#### Work to complete
Repeat the listing word for word. No pictures belong in the copy.

(A block of data)
——

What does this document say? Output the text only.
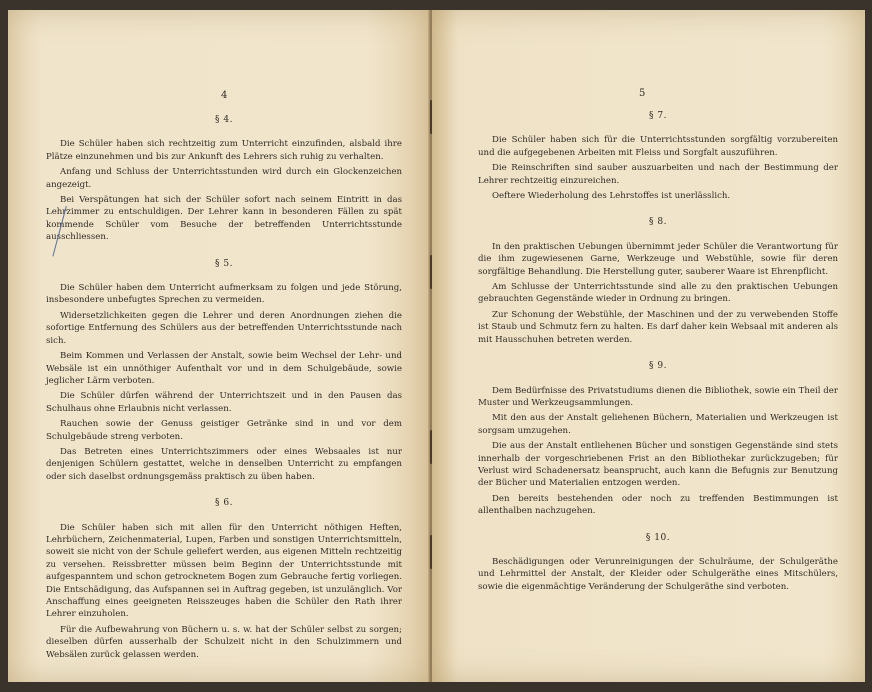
4
§ 4.

Die Schüler haben sich rechtzeitig zum Unterricht einzufinden, alsbald ihre Plätze einzunehmen und bis zur Ankunft des Lehrers sich ruhig zu verhalten.

Anfang und Schluss der Unterrichtsstunden wird durch ein Glockenzeichen angezeigt.

Bei Verspätungen hat sich der Schüler sofort nach seinem Eintritt in das Lehrzimmer zu entschuldigen. Der Lehrer kann in besonderen Fällen zu spät kommende Schüler vom Besuche der betreffenden Unterrichtsstunde ausschliessen.

§ 5.

Die Schüler haben dem Unterricht aufmerksam zu folgen und jede Störung, insbesondere unbefugtes Sprechen zu vermeiden.

Widersetzlichkeiten gegen die Lehrer und deren Anordnungen ziehen die sofortige Entfernung des Schülers aus der betreffenden Unterrichtsstunde nach sich.

Beim Kommen und Verlassen der Anstalt, sowie beim Wechsel der Lehr- und Websäle ist ein unnöthiger Aufenthalt vor und in dem Schulgebäude, sowie jeglicher Lärm verboten.

Die Schüler dürfen während der Unterrichtszeit und in den Pausen das Schulhaus ohne Erlaubnis nicht verlassen.

Rauchen sowie der Genuss geistiger Getränke sind in und vor dem Schulgebäude streng verboten.

Das Betreten eines Unterrichtszimmers oder eines Websaales ist nur denjenigen Schülern gestattet, welche in denselben Unterricht zu empfangen oder sich daselbst ordnungsgemäss praktisch zu üben haben.

§ 6.

Die Schüler haben sich mit allen für den Unterricht nöthigen Heften, Lehrbüchern, Zeichenmaterial, Lupen, Farben und sonstigen Unterrichtsmitteln, soweit sie nicht von der Schule geliefert werden, aus eigenen Mitteln rechtzeitig zu versehen. Reissbretter müssen beim Beginn der Unterrichtsstunde mit aufgespanntem und schon getrocknetem Bogen zum Gebrauche fertig vorliegen. Die Entschädigung, das Aufspannen sei in Auftrag gegeben, ist unzulänglich. Vor Anschaffung eines geeigneten Reisszeuges haben die Schüler den Rath ihrer Lehrer einzuholen.

Für die Aufbewahrung von Büchern u. s. w. hat der Schüler selbst zu sorgen; dieselben dürfen ausserhalb der Schulzeit nicht in den Schulzimmern und Websälen zurück gelassen werden.

5
§ 7.

Die Schüler haben sich für die Unterrichtsstunden sorgfältig vorzubereiten und die aufgegebenen Arbeiten mit Fleiss und Sorgfalt auszuführen.

Die Reinschriften sind sauber auszuarbeiten und nach der Bestimmung der Lehrer rechtzeitig einzureichen.

Oeftere Wiederholung des Lehrstoffes ist unerlässlich.

§ 8.

In den praktischen Uebungen übernimmt jeder Schüler die Verantwortung für die ihm zugewiesenen Garne, Werkzeuge und Webstühle, sowie für deren sorgfältige Behandlung. Die Herstellung guter, sauberer Waare ist Ehrenpflicht.

Am Schlusse der Unterrichtsstunde sind alle zu den praktischen Uebungen gebrauchten Gegenstände wieder in Ordnung zu bringen.

Zur Schonung der Webstühle, der Maschinen und der zu verwebenden Stoffe ist Staub und Schmutz fern zu halten. Es darf daher kein Websaal mit anderen als mit Hausschuhen betreten werden.

§ 9.

Dem Bedürfnisse des Privatstudiums dienen die Bibliothek, sowie ein Theil der Muster und Werkzeugsammlungen.

Mit den aus der Anstalt geliehenen Büchern, Materialien und Werkzeugen ist sorgsam umzugehen.

Die aus der Anstalt entliehenen Bücher und sonstigen Gegenstände sind stets innerhalb der vorgeschriebenen Frist an den Bibliothekar zurückzugeben; für Verlust wird Schadenersatz beansprucht, auch kann die Befugnis zur Benutzung der Bücher und Materialien entzogen werden.

Den bereits bestehenden oder noch zu treffenden Bestimmungen ist allenthalben nachzugehen.

§ 10.

Beschädigungen oder Verunreinigungen der Schulräume, der Schulgeräthe und Lehrmittel der Anstalt, der Kleider oder Schulgeräthe eines Mitschülers, sowie die eigenmächtige Veränderung der Schulgeräthe sind verboten.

——

#### Expected answer
What does this document say? Output the text only.
4
§ 4.

Die Schüler haben sich rechtzeitig zum Unterricht einzufinden, alsbald ihre Plätze einzunehmen und bis zur Ankunft des Lehrers sich ruhig zu verhalten.

Anfang und Schluss der Unterrichtsstunden wird durch ein Glockenzeichen angezeigt.

Bei Verspätungen hat sich der Schüler sofort nach seinem Eintritt in das Lehrzimmer zu entschuldigen. Der Lehrer kann in besonderen Fällen zu spät kommende Schüler vom Besuche der betreffenden Unterrichtsstunde ausschliessen.

§ 5.

Die Schüler haben dem Unterricht aufmerksam zu folgen und jede Störung, insbesondere unbefugtes Sprechen zu vermeiden.

Widersetzlichkeiten gegen die Lehrer und deren Anordnungen ziehen die sofortige Entfernung des Schülers aus der betreffenden Unterrichtsstunde nach sich.

Beim Kommen und Verlassen der Anstalt, sowie beim Wechsel der Lehr- und Websäle ist ein unnöthiger Aufenthalt vor und in dem Schulgebäude, sowie jeglicher Lärm verboten.

Die Schüler dürfen während der Unterrichtszeit und in den Pausen das Schulhaus ohne Erlaubnis nicht verlassen.

Rauchen sowie der Genuss geistiger Getränke sind in und vor dem Schulgebäude streng verboten.

Das Betreten eines Unterrichtszimmers oder eines Websaales ist nur denjenigen Schülern gestattet, welche in denselben Unterricht zu empfangen oder sich daselbst ordnungsgemäss praktisch zu üben haben.

§ 6.

Die Schüler haben sich mit allen für den Unterricht nöthigen Heften, Lehrbüchern, Zeichenmaterial, Lupen, Farben und sonstigen Unterrichtsmitteln, soweit sie nicht von der Schule geliefert werden, aus eigenen Mitteln rechtzeitig zu versehen. Reissbretter müssen beim Beginn der Unterrichtsstunde mit aufgespanntem und schon getrocknetem Bogen zum Gebrauche fertig vorliegen. Die Entschädigung, das Aufspannen sei in Auftrag gegeben, ist unzulänglich. Vor Anschaffung eines geeigneten Reisszeuges haben die Schüler den Rath ihrer Lehrer einzuholen.

Für die Aufbewahrung von Büchern u. s. w. hat der Schüler selbst zu sorgen; dieselben dürfen ausserhalb der Schulzeit nicht in den Schulzimmern und Websälen zurück gelassen werden.

5
§ 7.

Die Schüler haben sich für die Unterrichtsstunden sorgfältig vorzubereiten und die aufgegebenen Arbeiten mit Fleiss und Sorgfalt auszuführen.

Die Reinschriften sind sauber auszuarbeiten und nach der Bestimmung der Lehrer rechtzeitig einzureichen.

Oeftere Wiederholung des Lehrstoffes ist unerlässlich.

§ 8.

In den praktischen Uebungen übernimmt jeder Schüler die Verantwortung für die ihm zugewiesenen Garne, Werkzeuge und Webstühle, sowie für deren sorgfältige Behandlung. Die Herstellung guter, sauberer Waare ist Ehrenpflicht.

Am Schlusse der Unterrichtsstunde sind alle zu den praktischen Uebungen gebrauchten Gegenstände wieder in Ordnung zu bringen.

Zur Schonung der Webstühle, der Maschinen und der zu verwebenden Stoffe ist Staub und Schmutz fern zu halten. Es darf daher kein Websaal mit anderen als mit Hausschuhen betreten werden.

§ 9.

Dem Bedürfnisse des Privatstudiums dienen die Bibliothek, sowie ein Theil der Muster und Werkzeugsammlungen.

Mit den aus der Anstalt geliehenen Büchern, Materialien und Werkzeugen ist sorgsam umzugehen.

Die aus der Anstalt entliehenen Bücher und sonstigen Gegenstände sind stets innerhalb der vorgeschriebenen Frist an den Bibliothekar zurückzugeben; für Verlust wird Schadenersatz beansprucht, auch kann die Befugnis zur Benutzung der Bücher und Materialien entzogen werden.

Den bereits bestehenden oder noch zu treffenden Bestimmungen ist allenthalben nachzugehen.

§ 10.

Beschädigungen oder Verunreinigungen der Schulräume, der Schulgeräthe und Lehrmittel der Anstalt, der Kleider oder Schulgeräthe eines Mitschülers, sowie die eigenmächtige Veränderung der Schulgeräthe sind verboten.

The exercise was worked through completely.